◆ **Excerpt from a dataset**
⟨

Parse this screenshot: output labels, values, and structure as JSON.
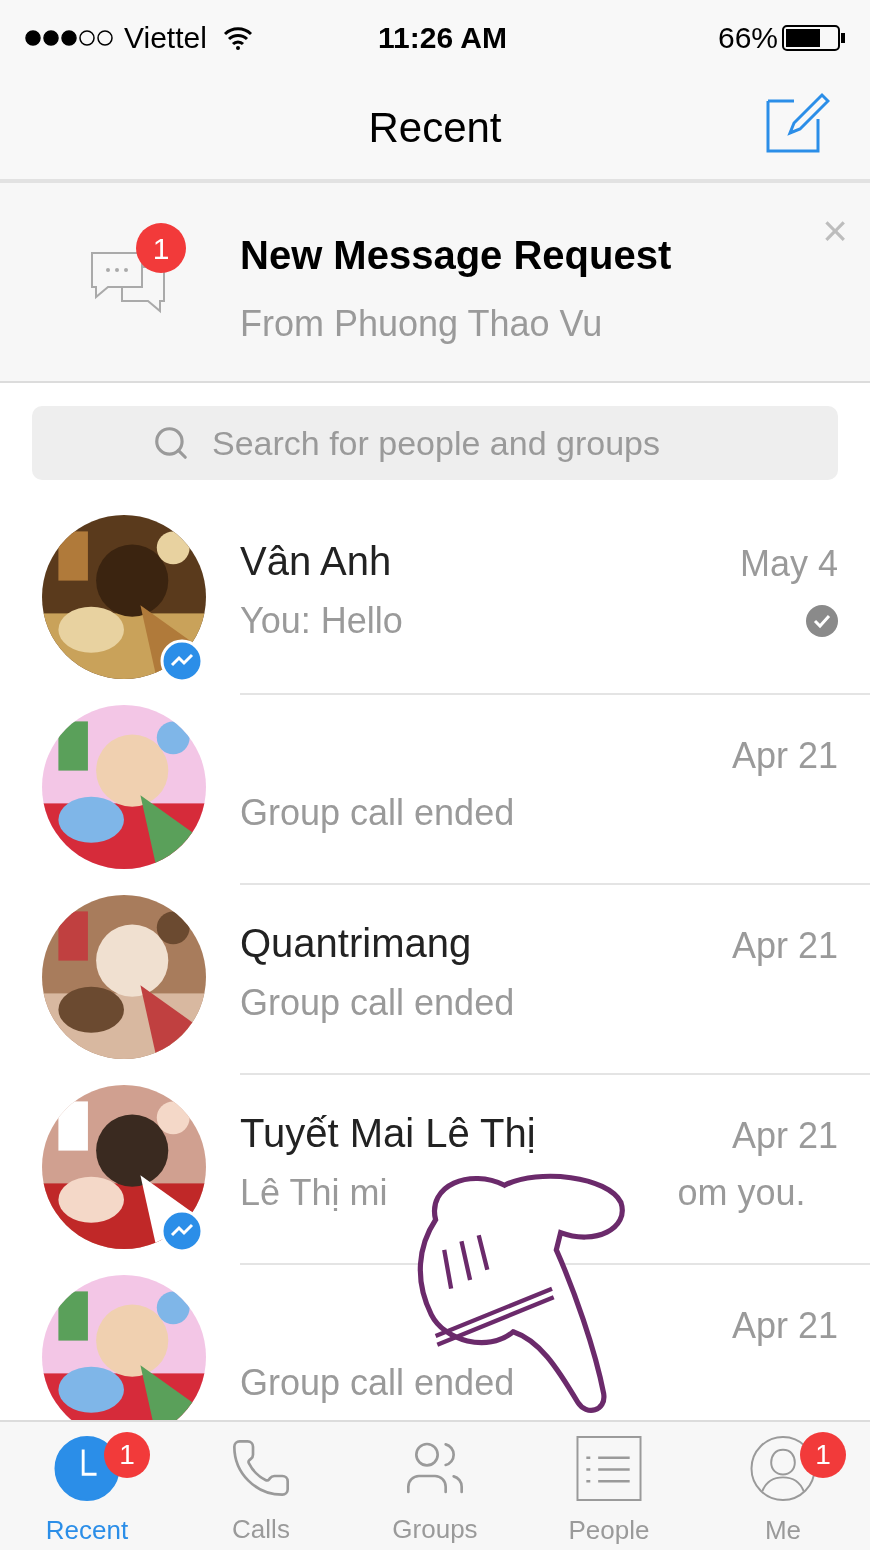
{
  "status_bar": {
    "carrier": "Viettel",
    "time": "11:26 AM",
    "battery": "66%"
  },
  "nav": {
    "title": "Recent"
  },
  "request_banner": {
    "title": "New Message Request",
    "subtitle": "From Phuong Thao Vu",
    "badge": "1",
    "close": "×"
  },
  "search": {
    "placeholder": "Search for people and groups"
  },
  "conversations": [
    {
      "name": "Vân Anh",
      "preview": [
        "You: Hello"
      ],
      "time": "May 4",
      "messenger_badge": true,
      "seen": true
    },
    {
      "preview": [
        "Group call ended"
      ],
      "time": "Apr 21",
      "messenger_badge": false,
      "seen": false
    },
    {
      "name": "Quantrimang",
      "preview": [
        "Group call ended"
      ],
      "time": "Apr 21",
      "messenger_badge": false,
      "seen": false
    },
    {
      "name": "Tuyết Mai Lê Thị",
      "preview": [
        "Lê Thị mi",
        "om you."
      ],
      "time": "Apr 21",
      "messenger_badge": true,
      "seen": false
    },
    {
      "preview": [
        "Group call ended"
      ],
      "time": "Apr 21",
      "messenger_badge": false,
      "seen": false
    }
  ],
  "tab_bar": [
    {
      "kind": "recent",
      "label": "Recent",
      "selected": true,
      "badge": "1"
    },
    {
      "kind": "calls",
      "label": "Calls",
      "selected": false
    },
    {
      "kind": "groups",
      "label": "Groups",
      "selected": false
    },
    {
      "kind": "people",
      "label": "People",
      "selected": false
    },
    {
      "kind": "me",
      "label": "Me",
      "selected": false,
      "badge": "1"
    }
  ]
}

⟩

◆ **Task prompt**
Transcribe the material as is, with images omitted.

◆ **Solution for this exercise**
Parse this screenshot: output labels, values, and structure as JSON.
{
  "status_bar": {
    "carrier": "Viettel",
    "time": "11:26 AM",
    "battery": "66%"
  },
  "nav": {
    "title": "Recent"
  },
  "request_banner": {
    "title": "New Message Request",
    "subtitle": "From Phuong Thao Vu",
    "badge": "1",
    "close": "×"
  },
  "search": {
    "placeholder": "Search for people and groups"
  },
  "conversations": [
    {
      "name": "Vân Anh",
      "preview": [
        "You: Hello"
      ],
      "time": "May 4",
      "messenger_badge": true,
      "seen": true
    },
    {
      "preview": [
        "Group call ended"
      ],
      "time": "Apr 21",
      "messenger_badge": false,
      "seen": false
    },
    {
      "name": "Quantrimang",
      "preview": [
        "Group call ended"
      ],
      "time": "Apr 21",
      "messenger_badge": false,
      "seen": false
    },
    {
      "name": "Tuyết Mai Lê Thị",
      "preview": [
        "Lê Thị mi",
        "om you."
      ],
      "time": "Apr 21",
      "messenger_badge": true,
      "seen": false
    },
    {
      "preview": [
        "Group call ended"
      ],
      "time": "Apr 21",
      "messenger_badge": false,
      "seen": false
    }
  ],
  "tab_bar": [
    {
      "kind": "recent",
      "label": "Recent",
      "selected": true,
      "badge": "1"
    },
    {
      "kind": "calls",
      "label": "Calls",
      "selected": false
    },
    {
      "kind": "groups",
      "label": "Groups",
      "selected": false
    },
    {
      "kind": "people",
      "label": "People",
      "selected": false
    },
    {
      "kind": "me",
      "label": "Me",
      "selected": false,
      "badge": "1"
    }
  ]
}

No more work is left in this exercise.